*SET PROBLEM*:
Output the lines of the data below as a JSON list of strings, one string per line, starting from the first line of the data and ending with the line containing "521, 151, 580]", both included.

(Collected data entries)
-*-
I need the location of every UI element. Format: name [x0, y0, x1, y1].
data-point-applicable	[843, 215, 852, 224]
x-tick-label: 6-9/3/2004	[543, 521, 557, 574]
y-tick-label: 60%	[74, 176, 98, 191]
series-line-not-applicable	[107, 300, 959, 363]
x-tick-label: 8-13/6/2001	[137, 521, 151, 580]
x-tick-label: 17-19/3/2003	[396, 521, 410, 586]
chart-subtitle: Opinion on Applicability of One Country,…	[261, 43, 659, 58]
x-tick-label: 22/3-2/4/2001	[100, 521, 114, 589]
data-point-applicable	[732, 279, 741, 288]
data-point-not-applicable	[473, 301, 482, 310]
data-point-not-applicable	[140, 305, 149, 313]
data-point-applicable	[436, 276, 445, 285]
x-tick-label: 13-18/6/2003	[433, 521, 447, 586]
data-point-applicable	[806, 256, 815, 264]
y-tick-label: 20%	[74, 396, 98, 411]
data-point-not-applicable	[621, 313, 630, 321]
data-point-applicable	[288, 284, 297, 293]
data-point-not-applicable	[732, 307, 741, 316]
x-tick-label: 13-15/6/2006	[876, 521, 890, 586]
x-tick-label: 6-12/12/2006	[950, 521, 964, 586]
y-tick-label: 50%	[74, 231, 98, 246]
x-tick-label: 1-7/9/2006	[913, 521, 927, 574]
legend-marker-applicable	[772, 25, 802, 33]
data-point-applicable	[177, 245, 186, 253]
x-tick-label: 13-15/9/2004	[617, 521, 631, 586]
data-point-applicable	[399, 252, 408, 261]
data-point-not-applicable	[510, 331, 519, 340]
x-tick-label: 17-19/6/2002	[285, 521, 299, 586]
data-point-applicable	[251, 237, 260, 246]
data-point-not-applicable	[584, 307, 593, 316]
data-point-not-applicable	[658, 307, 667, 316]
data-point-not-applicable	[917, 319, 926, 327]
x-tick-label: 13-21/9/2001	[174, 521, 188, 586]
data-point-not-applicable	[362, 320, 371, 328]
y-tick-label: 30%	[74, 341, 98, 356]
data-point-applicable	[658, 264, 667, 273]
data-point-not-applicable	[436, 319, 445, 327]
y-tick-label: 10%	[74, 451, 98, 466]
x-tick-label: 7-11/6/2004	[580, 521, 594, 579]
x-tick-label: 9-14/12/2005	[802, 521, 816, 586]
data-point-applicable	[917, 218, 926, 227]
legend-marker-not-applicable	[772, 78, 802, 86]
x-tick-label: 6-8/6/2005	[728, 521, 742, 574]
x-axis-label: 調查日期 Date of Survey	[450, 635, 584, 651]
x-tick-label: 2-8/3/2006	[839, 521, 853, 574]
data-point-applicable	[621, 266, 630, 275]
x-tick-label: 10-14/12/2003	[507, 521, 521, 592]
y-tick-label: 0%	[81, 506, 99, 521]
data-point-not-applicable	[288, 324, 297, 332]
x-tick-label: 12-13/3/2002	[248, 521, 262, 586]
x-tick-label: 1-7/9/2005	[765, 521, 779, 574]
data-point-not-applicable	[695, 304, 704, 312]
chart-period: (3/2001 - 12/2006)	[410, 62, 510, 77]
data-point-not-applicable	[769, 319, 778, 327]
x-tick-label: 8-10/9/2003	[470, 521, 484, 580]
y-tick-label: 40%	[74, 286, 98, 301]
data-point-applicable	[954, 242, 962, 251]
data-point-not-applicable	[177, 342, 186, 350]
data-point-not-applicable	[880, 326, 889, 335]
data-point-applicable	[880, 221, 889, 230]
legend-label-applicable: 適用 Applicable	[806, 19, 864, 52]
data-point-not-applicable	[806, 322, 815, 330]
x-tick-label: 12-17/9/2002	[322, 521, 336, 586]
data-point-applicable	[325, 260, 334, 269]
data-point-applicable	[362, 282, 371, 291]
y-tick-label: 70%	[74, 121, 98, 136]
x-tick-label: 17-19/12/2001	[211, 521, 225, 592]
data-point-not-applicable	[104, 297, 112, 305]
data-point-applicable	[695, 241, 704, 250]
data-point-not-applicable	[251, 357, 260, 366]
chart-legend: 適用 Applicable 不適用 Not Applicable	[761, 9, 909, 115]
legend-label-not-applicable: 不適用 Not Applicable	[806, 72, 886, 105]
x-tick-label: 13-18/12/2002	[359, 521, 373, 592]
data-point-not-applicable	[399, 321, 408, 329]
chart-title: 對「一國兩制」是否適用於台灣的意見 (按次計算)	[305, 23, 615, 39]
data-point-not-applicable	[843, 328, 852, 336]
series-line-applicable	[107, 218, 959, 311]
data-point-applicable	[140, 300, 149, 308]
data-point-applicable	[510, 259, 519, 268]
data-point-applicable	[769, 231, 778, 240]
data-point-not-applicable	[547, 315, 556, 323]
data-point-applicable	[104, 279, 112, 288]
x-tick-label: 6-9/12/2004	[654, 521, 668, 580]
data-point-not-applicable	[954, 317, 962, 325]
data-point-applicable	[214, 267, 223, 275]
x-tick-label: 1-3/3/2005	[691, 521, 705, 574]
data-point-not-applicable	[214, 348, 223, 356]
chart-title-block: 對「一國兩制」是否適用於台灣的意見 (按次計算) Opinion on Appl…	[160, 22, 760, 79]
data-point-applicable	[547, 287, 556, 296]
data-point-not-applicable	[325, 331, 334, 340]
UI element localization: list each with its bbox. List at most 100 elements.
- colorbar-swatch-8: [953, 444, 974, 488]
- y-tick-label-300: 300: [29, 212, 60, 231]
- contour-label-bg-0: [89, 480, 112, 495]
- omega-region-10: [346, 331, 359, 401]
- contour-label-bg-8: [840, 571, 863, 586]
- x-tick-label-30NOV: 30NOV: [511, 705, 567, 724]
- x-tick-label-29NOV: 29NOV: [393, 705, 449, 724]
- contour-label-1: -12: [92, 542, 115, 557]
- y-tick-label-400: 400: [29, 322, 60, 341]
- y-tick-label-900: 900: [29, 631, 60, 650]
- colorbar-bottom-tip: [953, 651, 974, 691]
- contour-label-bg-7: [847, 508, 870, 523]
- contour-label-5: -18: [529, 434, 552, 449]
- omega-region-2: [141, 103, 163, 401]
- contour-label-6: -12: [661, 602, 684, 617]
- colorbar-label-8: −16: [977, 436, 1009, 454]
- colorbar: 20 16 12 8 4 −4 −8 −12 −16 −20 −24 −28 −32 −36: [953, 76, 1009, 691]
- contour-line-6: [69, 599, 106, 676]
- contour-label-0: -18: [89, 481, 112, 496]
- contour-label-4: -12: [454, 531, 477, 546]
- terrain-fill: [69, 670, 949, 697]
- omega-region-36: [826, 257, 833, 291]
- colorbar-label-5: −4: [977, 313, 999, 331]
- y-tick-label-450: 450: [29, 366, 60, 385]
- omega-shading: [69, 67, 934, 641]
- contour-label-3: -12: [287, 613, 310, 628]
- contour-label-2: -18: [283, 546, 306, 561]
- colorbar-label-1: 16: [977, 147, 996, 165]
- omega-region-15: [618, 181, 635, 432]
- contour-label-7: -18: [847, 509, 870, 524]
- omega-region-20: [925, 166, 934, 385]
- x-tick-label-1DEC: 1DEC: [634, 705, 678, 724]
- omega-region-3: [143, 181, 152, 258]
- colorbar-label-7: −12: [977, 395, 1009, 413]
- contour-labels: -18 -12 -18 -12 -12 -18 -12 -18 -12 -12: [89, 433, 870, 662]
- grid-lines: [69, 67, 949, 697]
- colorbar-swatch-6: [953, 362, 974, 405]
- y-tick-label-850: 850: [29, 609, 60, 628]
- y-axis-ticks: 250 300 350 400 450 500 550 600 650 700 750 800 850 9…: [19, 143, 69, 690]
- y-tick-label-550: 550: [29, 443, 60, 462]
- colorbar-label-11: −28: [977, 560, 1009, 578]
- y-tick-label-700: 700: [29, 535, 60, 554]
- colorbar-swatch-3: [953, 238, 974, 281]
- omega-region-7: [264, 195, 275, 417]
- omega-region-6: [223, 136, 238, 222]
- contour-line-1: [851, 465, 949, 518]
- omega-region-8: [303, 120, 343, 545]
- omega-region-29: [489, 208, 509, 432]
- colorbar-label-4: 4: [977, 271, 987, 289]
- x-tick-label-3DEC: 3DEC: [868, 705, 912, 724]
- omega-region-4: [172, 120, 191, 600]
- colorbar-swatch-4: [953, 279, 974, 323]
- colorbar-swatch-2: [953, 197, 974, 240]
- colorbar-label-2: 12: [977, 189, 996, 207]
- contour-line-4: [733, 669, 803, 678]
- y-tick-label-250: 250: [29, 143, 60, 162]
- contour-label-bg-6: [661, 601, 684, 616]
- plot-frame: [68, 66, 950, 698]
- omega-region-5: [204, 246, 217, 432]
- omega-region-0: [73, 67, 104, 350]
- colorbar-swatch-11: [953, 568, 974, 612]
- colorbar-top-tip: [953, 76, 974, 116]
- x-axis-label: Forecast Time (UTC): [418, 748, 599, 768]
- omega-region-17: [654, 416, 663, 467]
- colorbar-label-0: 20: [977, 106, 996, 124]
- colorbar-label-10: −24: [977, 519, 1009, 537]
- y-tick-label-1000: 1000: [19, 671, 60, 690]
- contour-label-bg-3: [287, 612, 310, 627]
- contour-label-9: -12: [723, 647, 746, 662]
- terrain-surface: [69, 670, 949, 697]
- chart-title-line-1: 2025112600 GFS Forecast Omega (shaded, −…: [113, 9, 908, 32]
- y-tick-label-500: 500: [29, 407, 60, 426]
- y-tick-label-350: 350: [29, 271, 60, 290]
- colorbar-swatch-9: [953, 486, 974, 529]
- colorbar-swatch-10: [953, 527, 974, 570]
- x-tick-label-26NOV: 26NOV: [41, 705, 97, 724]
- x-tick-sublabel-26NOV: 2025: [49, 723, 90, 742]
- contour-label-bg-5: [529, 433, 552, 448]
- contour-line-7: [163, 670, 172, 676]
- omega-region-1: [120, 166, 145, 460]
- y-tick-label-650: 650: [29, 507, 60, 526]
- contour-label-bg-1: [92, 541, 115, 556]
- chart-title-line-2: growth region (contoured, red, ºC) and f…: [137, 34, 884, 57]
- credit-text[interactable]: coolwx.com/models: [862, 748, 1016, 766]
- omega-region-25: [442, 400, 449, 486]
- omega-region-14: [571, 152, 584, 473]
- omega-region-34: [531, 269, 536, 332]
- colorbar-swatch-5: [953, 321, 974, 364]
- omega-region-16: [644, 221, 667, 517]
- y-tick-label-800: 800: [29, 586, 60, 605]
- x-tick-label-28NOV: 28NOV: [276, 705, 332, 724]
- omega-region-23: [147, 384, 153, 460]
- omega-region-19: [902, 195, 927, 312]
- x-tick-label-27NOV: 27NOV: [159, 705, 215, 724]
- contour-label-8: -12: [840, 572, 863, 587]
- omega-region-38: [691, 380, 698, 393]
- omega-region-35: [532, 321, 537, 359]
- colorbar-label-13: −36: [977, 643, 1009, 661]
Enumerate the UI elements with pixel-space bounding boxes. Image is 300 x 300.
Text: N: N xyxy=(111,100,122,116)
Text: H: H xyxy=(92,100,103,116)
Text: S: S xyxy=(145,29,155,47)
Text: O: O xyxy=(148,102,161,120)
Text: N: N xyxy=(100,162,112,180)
-*-
*ANSWER*:
[
  "I need the location of every UI element. Format: name [x0, y0, x1, y1].",
  "data-point-applicable\t[843, 215, 852, 224]",
  "x-tick-label: 6-9/3/2004\t[543, 521, 557, 574]",
  "y-tick-label: 60%\t[74, 176, 98, 191]",
  "series-line-not-applicable\t[107, 300, 959, 363]",
  "x-tick-label: 8-13/6/2001\t[137, 521, 151, 580]"
]